____ EXTRACTED INFORMATION

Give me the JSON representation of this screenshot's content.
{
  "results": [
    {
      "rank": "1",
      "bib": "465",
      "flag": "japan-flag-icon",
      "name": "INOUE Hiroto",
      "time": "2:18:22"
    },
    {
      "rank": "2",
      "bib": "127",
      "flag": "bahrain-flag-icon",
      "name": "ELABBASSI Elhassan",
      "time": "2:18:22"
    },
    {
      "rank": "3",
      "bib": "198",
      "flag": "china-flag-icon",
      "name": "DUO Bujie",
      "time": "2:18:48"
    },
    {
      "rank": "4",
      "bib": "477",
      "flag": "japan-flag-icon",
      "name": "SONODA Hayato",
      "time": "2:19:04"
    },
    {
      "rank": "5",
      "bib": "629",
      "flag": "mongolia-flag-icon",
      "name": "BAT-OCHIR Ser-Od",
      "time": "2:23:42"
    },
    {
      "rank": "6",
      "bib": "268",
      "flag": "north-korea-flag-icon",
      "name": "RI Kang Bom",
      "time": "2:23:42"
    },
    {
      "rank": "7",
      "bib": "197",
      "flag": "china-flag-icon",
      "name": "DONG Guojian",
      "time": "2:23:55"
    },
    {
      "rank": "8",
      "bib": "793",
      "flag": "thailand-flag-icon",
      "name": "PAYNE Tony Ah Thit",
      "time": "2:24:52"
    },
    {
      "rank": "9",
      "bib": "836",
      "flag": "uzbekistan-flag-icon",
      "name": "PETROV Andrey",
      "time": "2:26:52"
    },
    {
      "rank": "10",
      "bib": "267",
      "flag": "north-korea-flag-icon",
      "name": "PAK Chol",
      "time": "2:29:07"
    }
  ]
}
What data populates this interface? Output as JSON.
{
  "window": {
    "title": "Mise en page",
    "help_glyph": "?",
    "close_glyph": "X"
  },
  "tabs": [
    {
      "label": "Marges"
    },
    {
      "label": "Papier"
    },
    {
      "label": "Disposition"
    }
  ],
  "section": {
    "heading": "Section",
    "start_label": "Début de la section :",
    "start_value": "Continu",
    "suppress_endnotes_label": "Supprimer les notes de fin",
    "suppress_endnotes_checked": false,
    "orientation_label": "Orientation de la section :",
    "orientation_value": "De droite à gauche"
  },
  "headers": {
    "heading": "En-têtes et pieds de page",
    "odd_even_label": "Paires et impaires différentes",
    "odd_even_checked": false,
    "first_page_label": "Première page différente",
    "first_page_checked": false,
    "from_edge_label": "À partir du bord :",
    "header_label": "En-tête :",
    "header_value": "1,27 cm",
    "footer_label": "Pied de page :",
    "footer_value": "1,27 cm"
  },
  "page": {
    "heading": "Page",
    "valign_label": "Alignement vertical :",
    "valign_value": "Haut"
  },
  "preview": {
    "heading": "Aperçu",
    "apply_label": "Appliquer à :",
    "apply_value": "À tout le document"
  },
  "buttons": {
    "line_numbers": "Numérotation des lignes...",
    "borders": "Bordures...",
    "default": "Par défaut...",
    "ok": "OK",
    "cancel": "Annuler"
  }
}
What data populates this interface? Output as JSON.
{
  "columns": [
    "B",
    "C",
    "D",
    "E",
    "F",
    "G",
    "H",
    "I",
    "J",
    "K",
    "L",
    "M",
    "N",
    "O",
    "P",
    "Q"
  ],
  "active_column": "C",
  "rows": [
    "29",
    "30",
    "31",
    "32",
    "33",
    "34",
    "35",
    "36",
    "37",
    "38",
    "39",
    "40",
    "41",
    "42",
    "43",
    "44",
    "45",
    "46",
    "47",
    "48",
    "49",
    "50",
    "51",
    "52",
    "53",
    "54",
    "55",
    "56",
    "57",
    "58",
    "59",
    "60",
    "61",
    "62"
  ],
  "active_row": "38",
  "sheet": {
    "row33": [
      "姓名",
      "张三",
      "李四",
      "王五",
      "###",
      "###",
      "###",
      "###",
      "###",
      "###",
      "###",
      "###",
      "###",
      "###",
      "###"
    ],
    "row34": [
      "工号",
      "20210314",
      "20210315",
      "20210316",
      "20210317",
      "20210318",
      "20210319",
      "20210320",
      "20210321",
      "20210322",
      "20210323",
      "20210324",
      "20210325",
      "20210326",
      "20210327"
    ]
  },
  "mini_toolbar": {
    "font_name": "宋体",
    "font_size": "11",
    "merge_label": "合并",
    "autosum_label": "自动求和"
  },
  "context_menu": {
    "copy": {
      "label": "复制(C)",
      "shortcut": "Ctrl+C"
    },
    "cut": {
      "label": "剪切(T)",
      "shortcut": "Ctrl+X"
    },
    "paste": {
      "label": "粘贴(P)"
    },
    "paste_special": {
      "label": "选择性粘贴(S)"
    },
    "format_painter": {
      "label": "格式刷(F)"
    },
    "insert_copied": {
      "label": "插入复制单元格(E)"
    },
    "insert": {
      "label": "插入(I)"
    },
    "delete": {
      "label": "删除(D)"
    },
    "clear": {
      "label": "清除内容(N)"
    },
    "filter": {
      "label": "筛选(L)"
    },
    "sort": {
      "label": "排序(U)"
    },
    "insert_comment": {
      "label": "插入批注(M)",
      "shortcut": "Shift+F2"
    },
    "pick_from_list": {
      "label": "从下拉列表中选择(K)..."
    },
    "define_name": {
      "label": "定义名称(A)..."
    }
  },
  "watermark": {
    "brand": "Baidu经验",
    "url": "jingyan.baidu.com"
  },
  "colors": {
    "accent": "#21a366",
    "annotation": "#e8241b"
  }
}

________

AIM OF THE TASK. Where a line contains "shortcut", copy that line.

RESULT FOR THIS TASK.
      "shortcut": "Ctrl+C"
      "shortcut": "Ctrl+X"
      "shortcut": "Shift+F2"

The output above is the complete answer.